Data listing >>
▼

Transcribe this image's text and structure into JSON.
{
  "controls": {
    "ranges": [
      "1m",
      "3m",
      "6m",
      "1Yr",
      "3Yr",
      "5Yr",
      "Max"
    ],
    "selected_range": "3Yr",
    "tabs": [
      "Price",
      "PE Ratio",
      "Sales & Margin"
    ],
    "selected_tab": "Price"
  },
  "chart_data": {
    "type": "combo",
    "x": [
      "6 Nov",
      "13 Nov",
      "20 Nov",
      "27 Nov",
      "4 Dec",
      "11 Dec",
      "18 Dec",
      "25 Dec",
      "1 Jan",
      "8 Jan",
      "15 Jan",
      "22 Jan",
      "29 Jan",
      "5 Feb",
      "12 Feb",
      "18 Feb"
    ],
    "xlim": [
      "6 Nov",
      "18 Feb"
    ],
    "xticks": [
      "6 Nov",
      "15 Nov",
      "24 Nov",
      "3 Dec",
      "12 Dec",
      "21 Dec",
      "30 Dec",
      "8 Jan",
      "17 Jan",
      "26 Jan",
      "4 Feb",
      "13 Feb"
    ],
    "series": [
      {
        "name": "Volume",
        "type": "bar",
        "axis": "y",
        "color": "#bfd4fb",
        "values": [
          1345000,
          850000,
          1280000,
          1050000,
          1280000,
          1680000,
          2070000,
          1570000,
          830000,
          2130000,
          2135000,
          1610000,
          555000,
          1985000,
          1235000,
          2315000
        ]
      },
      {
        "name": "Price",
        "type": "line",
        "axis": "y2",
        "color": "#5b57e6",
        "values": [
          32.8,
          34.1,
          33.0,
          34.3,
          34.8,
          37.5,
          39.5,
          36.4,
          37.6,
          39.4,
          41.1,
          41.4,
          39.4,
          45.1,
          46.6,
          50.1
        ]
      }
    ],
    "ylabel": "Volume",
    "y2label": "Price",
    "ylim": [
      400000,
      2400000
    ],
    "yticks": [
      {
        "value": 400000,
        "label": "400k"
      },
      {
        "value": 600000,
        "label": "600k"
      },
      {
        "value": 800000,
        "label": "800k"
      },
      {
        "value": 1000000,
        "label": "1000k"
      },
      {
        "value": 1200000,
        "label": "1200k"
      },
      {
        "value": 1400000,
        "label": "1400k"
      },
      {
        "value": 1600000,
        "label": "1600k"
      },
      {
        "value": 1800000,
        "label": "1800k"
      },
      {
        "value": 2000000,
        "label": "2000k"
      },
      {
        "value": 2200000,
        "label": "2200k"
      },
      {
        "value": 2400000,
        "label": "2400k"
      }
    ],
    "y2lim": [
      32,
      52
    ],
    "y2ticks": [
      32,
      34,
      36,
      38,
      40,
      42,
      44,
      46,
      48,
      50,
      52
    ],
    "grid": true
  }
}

▲

EXERCISE DIRECTIONS >> Copy the material above verbatim.

RESULT >>
Transcribe this image's text and structure into JSON.
{
  "controls": {
    "ranges": [
      "1m",
      "3m",
      "6m",
      "1Yr",
      "3Yr",
      "5Yr",
      "Max"
    ],
    "selected_range": "3Yr",
    "tabs": [
      "Price",
      "PE Ratio",
      "Sales & Margin"
    ],
    "selected_tab": "Price"
  },
  "chart_data": {
    "type": "combo",
    "x": [
      "6 Nov",
      "13 Nov",
      "20 Nov",
      "27 Nov",
      "4 Dec",
      "11 Dec",
      "18 Dec",
      "25 Dec",
      "1 Jan",
      "8 Jan",
      "15 Jan",
      "22 Jan",
      "29 Jan",
      "5 Feb",
      "12 Feb",
      "18 Feb"
    ],
    "xlim": [
      "6 Nov",
      "18 Feb"
    ],
    "xticks": [
      "6 Nov",
      "15 Nov",
      "24 Nov",
      "3 Dec",
      "12 Dec",
      "21 Dec",
      "30 Dec",
      "8 Jan",
      "17 Jan",
      "26 Jan",
      "4 Feb",
      "13 Feb"
    ],
    "series": [
      {
        "name": "Volume",
        "type": "bar",
        "axis": "y",
        "color": "#bfd4fb",
        "values": [
          1345000,
          850000,
          1280000,
          1050000,
          1280000,
          1680000,
          2070000,
          1570000,
          830000,
          2130000,
          2135000,
          1610000,
          555000,
          1985000,
          1235000,
          2315000
        ]
      },
      {
        "name": "Price",
        "type": "line",
        "axis": "y2",
        "color": "#5b57e6",
        "values": [
          32.8,
          34.1,
          33.0,
          34.3,
          34.8,
          37.5,
          39.5,
          36.4,
          37.6,
          39.4,
          41.1,
          41.4,
          39.4,
          45.1,
          46.6,
          50.1
        ]
      }
    ],
    "ylabel": "Volume",
    "y2label": "Price",
    "ylim": [
      400000,
      2400000
    ],
    "yticks": [
      {
        "value": 400000,
        "label": "400k"
      },
      {
        "value": 600000,
        "label": "600k"
      },
      {
        "value": 800000,
        "label": "800k"
      },
      {
        "value": 1000000,
        "label": "1000k"
      },
      {
        "value": 1200000,
        "label": "1200k"
      },
      {
        "value": 1400000,
        "label": "1400k"
      },
      {
        "value": 1600000,
        "label": "1600k"
      },
      {
        "value": 1800000,
        "label": "1800k"
      },
      {
        "value": 2000000,
        "label": "2000k"
      },
      {
        "value": 2200000,
        "label": "2200k"
      },
      {
        "value": 2400000,
        "label": "2400k"
      }
    ],
    "y2lim": [
      32,
      52
    ],
    "y2ticks": [
      32,
      34,
      36,
      38,
      40,
      42,
      44,
      46,
      48,
      50,
      52
    ],
    "grid": true
  }
}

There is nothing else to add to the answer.